_Goal of the exercise:_
Without changing a character, return the entries, but not the images they hold.

_Raw records:_
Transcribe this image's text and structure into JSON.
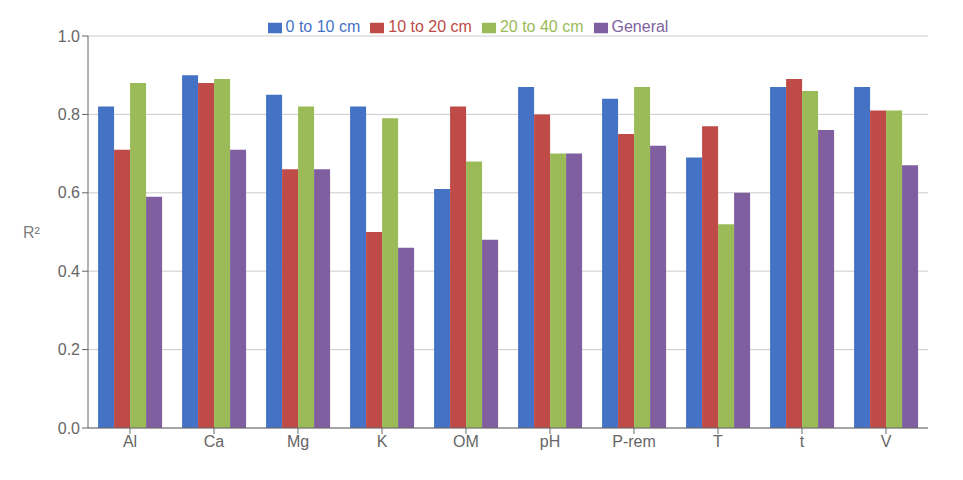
{
  "chart_data": {
    "type": "bar",
    "y_label": "R²",
    "categories": [
      "Al",
      "Ca",
      "Mg",
      "K",
      "OM",
      "pH",
      "P-rem",
      "T",
      "t",
      "V"
    ],
    "series": [
      {
        "name": "0 to 10 cm",
        "color": "#4472C4",
        "values": [
          0.82,
          0.9,
          0.85,
          0.82,
          0.61,
          0.87,
          0.84,
          0.69,
          0.87,
          0.87
        ]
      },
      {
        "name": "10 to 20 cm",
        "color": "#BE4B48",
        "values": [
          0.71,
          0.88,
          0.66,
          0.5,
          0.82,
          0.8,
          0.75,
          0.77,
          0.89,
          0.81
        ]
      },
      {
        "name": "20 to 40 cm",
        "color": "#9BBB59",
        "values": [
          0.88,
          0.89,
          0.82,
          0.79,
          0.68,
          0.7,
          0.87,
          0.52,
          0.86,
          0.81
        ]
      },
      {
        "name": "General",
        "color": "#7F5FA0",
        "values": [
          0.59,
          0.71,
          0.66,
          0.46,
          0.48,
          0.7,
          0.72,
          0.6,
          0.76,
          0.67
        ]
      }
    ],
    "ylim": [
      0.0,
      1.0
    ],
    "yticks": [
      {
        "value": 0.0,
        "label": "0.0"
      },
      0.2,
      0.4,
      0.6,
      0.8,
      {
        "value": 1.0,
        "label": "1.0"
      }
    ],
    "grid": true,
    "legend": "top"
  }
}
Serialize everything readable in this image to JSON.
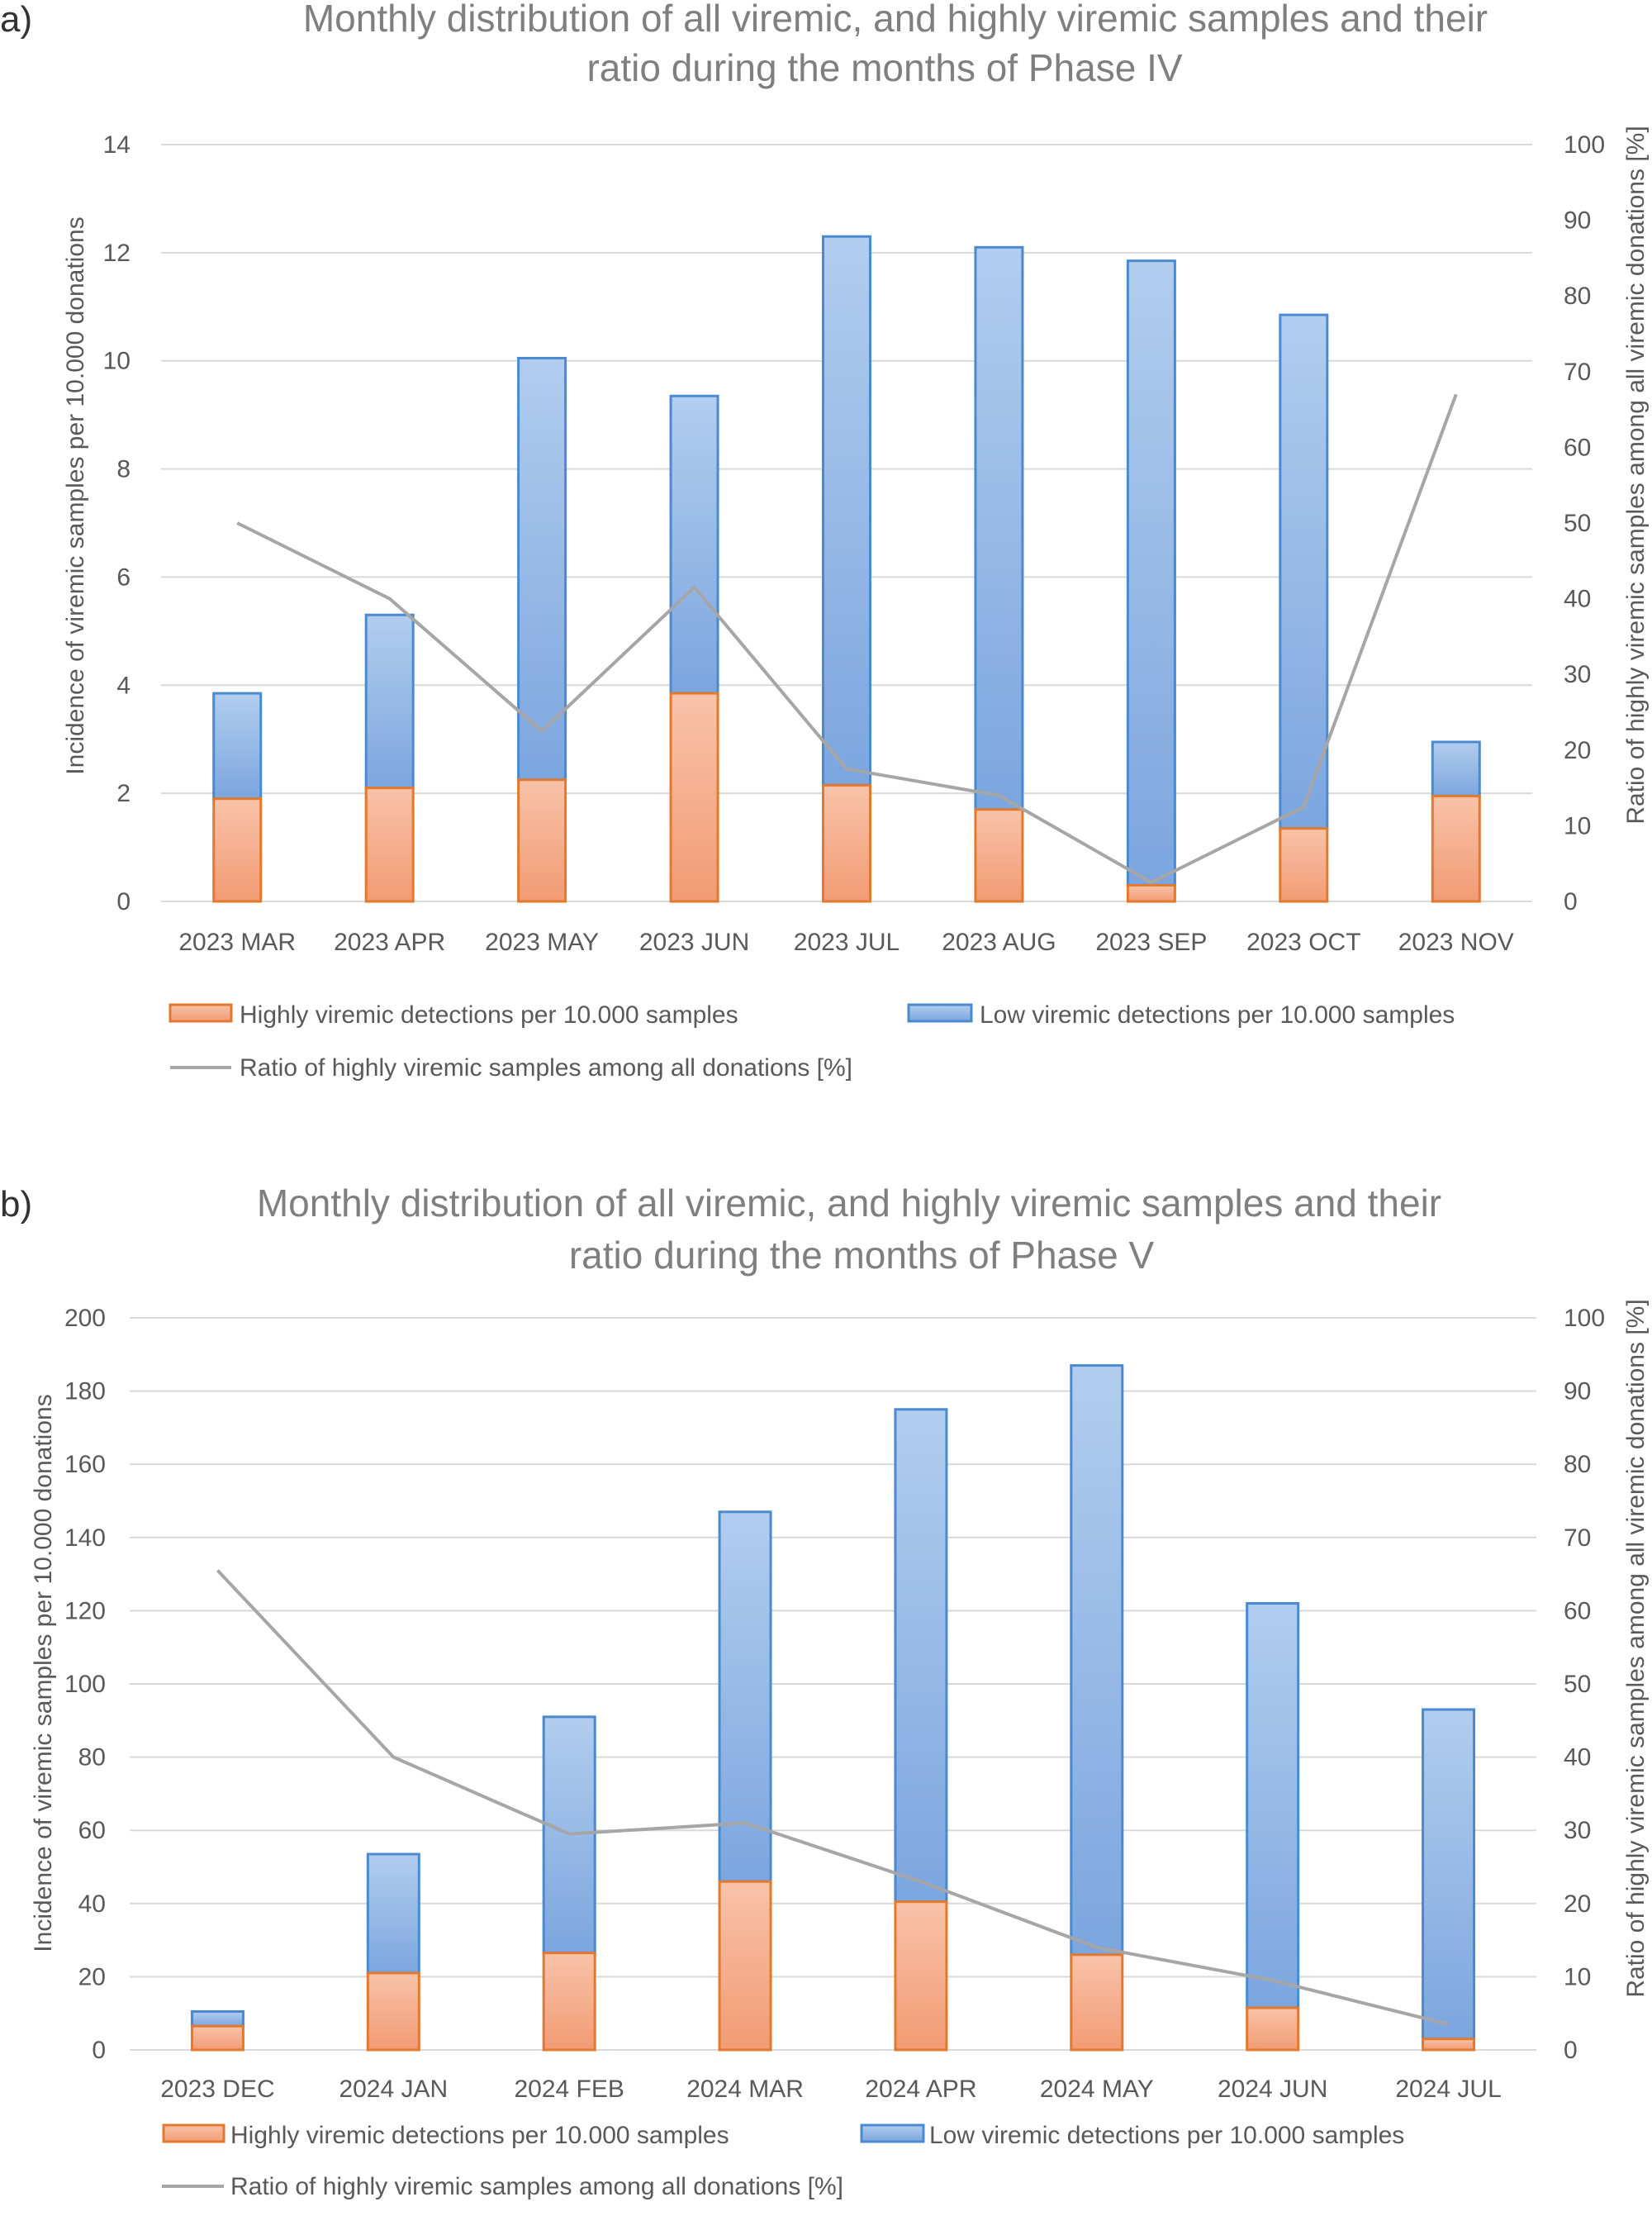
{
  "chart_data": [
    {
      "type": "bar",
      "stacked": true,
      "panel_label": "a)",
      "title_lines": [
        "Monthly distribution of all viremic, and highly viremic samples and their",
        "ratio during the months of Phase IV"
      ],
      "categories": [
        "2023 MAR",
        "2023 APR",
        "2023 MAY",
        "2023 JUN",
        "2023 JUL",
        "2023 AUG",
        "2023 SEP",
        "2023 OCT",
        "2023 NOV"
      ],
      "series": [
        {
          "name": "Highly viremic detections per 10.000 samples",
          "axis": "left",
          "kind": "bar",
          "values": [
            1.9,
            2.1,
            2.25,
            3.85,
            2.15,
            1.7,
            0.3,
            1.35,
            1.95
          ]
        },
        {
          "name": "Low viremic detections per 10.000 samples",
          "axis": "left",
          "kind": "bar",
          "values": [
            1.95,
            3.2,
            7.8,
            5.5,
            10.15,
            10.4,
            11.55,
            9.5,
            1.0
          ]
        },
        {
          "name": "Ratio of highly viremic samples among all donations [%]",
          "axis": "right",
          "kind": "line",
          "values": [
            50,
            40,
            22.5,
            41.5,
            17.5,
            14,
            2.5,
            12.5,
            67
          ]
        }
      ],
      "ylabel": "Incidence of viremic samples per 10.000 donations",
      "y2label": "Ratio of highly viremic samples among all viremic donations [%]",
      "ylim": [
        0,
        14
      ],
      "yticks": [
        0,
        2,
        4,
        6,
        8,
        10,
        12,
        14
      ],
      "y2lim": [
        0,
        100
      ],
      "y2ticks": [
        0,
        10,
        20,
        30,
        40,
        50,
        60,
        70,
        80,
        90,
        100
      ],
      "grid": true,
      "legend_position": "bottom"
    },
    {
      "type": "bar",
      "stacked": true,
      "panel_label": "b)",
      "title_lines": [
        "Monthly distribution of all viremic, and highly viremic samples and their",
        "ratio during the months of Phase V"
      ],
      "categories": [
        "2023 DEC",
        "2024 JAN",
        "2024 FEB",
        "2024 MAR",
        "2024 APR",
        "2024 MAY",
        "2024 JUN",
        "2024 JUL"
      ],
      "series": [
        {
          "name": "Highly viremic detections per 10.000 samples",
          "axis": "left",
          "kind": "bar",
          "values": [
            6.5,
            21,
            26.5,
            46,
            40.5,
            26,
            11.5,
            3
          ]
        },
        {
          "name": "Low viremic detections per 10.000 samples",
          "axis": "left",
          "kind": "bar",
          "values": [
            4,
            32.5,
            64.5,
            101,
            134.5,
            161,
            110.5,
            90
          ]
        },
        {
          "name": "Ratio of highly viremic samples among all donations [%]",
          "axis": "right",
          "kind": "line",
          "values": [
            65.5,
            40,
            29.5,
            31,
            23,
            14,
            9.5,
            3.5
          ]
        }
      ],
      "ylabel": "Incidence of viremic samples per 10.000 donations",
      "y2label": "Ratio of highly viremic samples among all viremic donations [%]",
      "ylim": [
        0,
        200
      ],
      "yticks": [
        0,
        20,
        40,
        60,
        80,
        100,
        120,
        140,
        160,
        180,
        200
      ],
      "y2lim": [
        0,
        100
      ],
      "y2ticks": [
        0,
        10,
        20,
        30,
        40,
        50,
        60,
        70,
        80,
        90,
        100
      ],
      "grid": true,
      "legend_position": "bottom"
    }
  ],
  "colors": {
    "highly_viremic": "#f4a582",
    "highly_viremic_border": "#e2792f",
    "low_viremic": "#8fb4e3",
    "low_viremic_border": "#4a8ad0",
    "ratio_line": "#a6a6a6"
  }
}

_Result for this task:_
Transcribe this image's text and structure into JSON.
{
  "chart_data": {
    "type": "bar",
    "y_label": "R²",
    "categories": [
      "Al",
      "Ca",
      "Mg",
      "K",
      "OM",
      "pH",
      "P-rem",
      "T",
      "t",
      "V"
    ],
    "series": [
      {
        "name": "0 to 10 cm",
        "color": "#4472C4",
        "values": [
          0.82,
          0.9,
          0.85,
          0.82,
          0.61,
          0.87,
          0.84,
          0.69,
          0.87,
          0.87
        ]
      },
      {
        "name": "10 to 20 cm",
        "color": "#BE4B48",
        "values": [
          0.71,
          0.88,
          0.66,
          0.5,
          0.82,
          0.8,
          0.75,
          0.77,
          0.89,
          0.81
        ]
      },
      {
        "name": "20 to 40 cm",
        "color": "#9BBB59",
        "values": [
          0.88,
          0.89,
          0.82,
          0.79,
          0.68,
          0.7,
          0.87,
          0.52,
          0.86,
          0.81
        ]
      },
      {
        "name": "General",
        "color": "#7F5FA0",
        "values": [
          0.59,
          0.71,
          0.66,
          0.46,
          0.48,
          0.7,
          0.72,
          0.6,
          0.76,
          0.67
        ]
      }
    ],
    "ylim": [
      0.0,
      1.0
    ],
    "yticks": [
      {
        "value": 0.0,
        "label": "0.0"
      },
      0.2,
      0.4,
      0.6,
      0.8,
      {
        "value": 1.0,
        "label": "1.0"
      }
    ],
    "grid": true,
    "legend": "top"
  }
}
Serialize everything readable in this image to JSON.
{
  "chart_data": [
    {
      "type": "bar",
      "stacked": true,
      "panel_label": "a)",
      "title_lines": [
        "Monthly distribution of all viremic, and highly viremic samples and their",
        "ratio during the months of Phase IV"
      ],
      "categories": [
        "2023 MAR",
        "2023 APR",
        "2023 MAY",
        "2023 JUN",
        "2023 JUL",
        "2023 AUG",
        "2023 SEP",
        "2023 OCT",
        "2023 NOV"
      ],
      "series": [
        {
          "name": "Highly viremic detections per 10.000 samples",
          "axis": "left",
          "kind": "bar",
          "values": [
            1.9,
            2.1,
            2.25,
            3.85,
            2.15,
            1.7,
            0.3,
            1.35,
            1.95
          ]
        },
        {
          "name": "Low viremic detections per 10.000 samples",
          "axis": "left",
          "kind": "bar",
          "values": [
            1.95,
            3.2,
            7.8,
            5.5,
            10.15,
            10.4,
            11.55,
            9.5,
            1.0
          ]
        },
        {
          "name": "Ratio of highly viremic samples among all donations [%]",
          "axis": "right",
          "kind": "line",
          "values": [
            50,
            40,
            22.5,
            41.5,
            17.5,
            14,
            2.5,
            12.5,
            67
          ]
        }
      ],
      "ylabel": "Incidence of viremic samples per 10.000 donations",
      "y2label": "Ratio of highly viremic samples among all viremic donations [%]",
      "ylim": [
        0,
        14
      ],
      "yticks": [
        0,
        2,
        4,
        6,
        8,
        10,
        12,
        14
      ],
      "y2lim": [
        0,
        100
      ],
      "y2ticks": [
        0,
        10,
        20,
        30,
        40,
        50,
        60,
        70,
        80,
        90,
        100
      ],
      "grid": true,
      "legend_position": "bottom"
    },
    {
      "type": "bar",
      "stacked": true,
      "panel_label": "b)",
      "title_lines": [
        "Monthly distribution of all viremic, and highly viremic samples and their",
        "ratio during the months of Phase V"
      ],
      "categories": [
        "2023 DEC",
        "2024 JAN",
        "2024 FEB",
        "2024 MAR",
        "2024 APR",
        "2024 MAY",
        "2024 JUN",
        "2024 JUL"
      ],
      "series": [
        {
          "name": "Highly viremic detections per 10.000 samples",
          "axis": "left",
          "kind": "bar",
          "values": [
            6.5,
            21,
            26.5,
            46,
            40.5,
            26,
            11.5,
            3
          ]
        },
        {
          "name": "Low viremic detections per 10.000 samples",
          "axis": "left",
          "kind": "bar",
          "values": [
            4,
            32.5,
            64.5,
            101,
            134.5,
            161,
            110.5,
            90
          ]
        },
        {
          "name": "Ratio of highly viremic samples among all donations [%]",
          "axis": "right",
          "kind": "line",
          "values": [
            65.5,
            40,
            29.5,
            31,
            23,
            14,
            9.5,
            3.5
          ]
        }
      ],
      "ylabel": "Incidence of viremic samples per 10.000 donations",
      "y2label": "Ratio of highly viremic samples among all viremic donations [%]",
      "ylim": [
        0,
        200
      ],
      "yticks": [
        0,
        20,
        40,
        60,
        80,
        100,
        120,
        140,
        160,
        180,
        200
      ],
      "y2lim": [
        0,
        100
      ],
      "y2ticks": [
        0,
        10,
        20,
        30,
        40,
        50,
        60,
        70,
        80,
        90,
        100
      ],
      "grid": true,
      "legend_position": "bottom"
    }
  ],
  "colors": {
    "highly_viremic": "#f4a582",
    "highly_viremic_border": "#e2792f",
    "low_viremic": "#8fb4e3",
    "low_viremic_border": "#4a8ad0",
    "ratio_line": "#a6a6a6"
  }
}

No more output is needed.